[Begin Record set]

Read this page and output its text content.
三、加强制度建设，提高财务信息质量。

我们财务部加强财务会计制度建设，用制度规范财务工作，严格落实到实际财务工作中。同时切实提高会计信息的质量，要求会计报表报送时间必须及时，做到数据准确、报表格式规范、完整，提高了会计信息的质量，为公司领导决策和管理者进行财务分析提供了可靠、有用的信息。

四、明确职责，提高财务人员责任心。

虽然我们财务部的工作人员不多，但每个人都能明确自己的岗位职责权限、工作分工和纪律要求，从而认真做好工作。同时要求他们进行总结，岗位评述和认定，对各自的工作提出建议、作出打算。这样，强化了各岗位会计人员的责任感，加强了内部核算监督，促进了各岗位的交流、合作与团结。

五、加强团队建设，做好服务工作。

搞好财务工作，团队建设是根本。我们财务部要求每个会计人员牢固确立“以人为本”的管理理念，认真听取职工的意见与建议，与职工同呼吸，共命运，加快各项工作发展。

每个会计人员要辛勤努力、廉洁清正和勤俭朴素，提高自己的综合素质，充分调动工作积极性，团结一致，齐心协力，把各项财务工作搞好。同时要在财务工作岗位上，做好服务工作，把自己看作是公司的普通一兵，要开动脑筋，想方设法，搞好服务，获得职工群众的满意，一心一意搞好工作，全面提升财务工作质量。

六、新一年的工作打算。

[End Record set]

Short task
From the records above, extract every entry exactly as given.

Full answer
Read this page and output its text content.
三、加强制度建设，提高财务信息质量。

我们财务部加强财务会计制度建设，用制度规范财务工作，严格落实到实际财务工作中。同时切实提高会计信息的质量，要求会计报表报送时间必须及时，做到数据准确、报表格式规范、完整，提高了会计信息的质量，为公司领导决策和管理者进行财务分析提供了可靠、有用的信息。

四、明确职责，提高财务人员责任心。

虽然我们财务部的工作人员不多，但每个人都能明确自己的岗位职责权限、工作分工和纪律要求，从而认真做好工作。同时要求他们进行总结，岗位评述和认定，对各自的工作提出建议、作出打算。这样，强化了各岗位会计人员的责任感，加强了内部核算监督，促进了各岗位的交流、合作与团结。

五、加强团队建设，做好服务工作。

搞好财务工作，团队建设是根本。我们财务部要求每个会计人员牢固确立“以人为本”的管理理念，认真听取职工的意见与建议，与职工同呼吸，共命运，加快各项工作发展。

每个会计人员要辛勤努力、廉洁清正和勤俭朴素，提高自己的综合素质，充分调动工作积极性，团结一致，齐心协力，把各项财务工作搞好。同时要在财务工作岗位上，做好服务工作，把自己看作是公司的普通一兵，要开动脑筋，想方设法，搞好服务，获得职工群众的满意，一心一意搞好工作，全面提升财务工作质量。

六、新一年的工作打算。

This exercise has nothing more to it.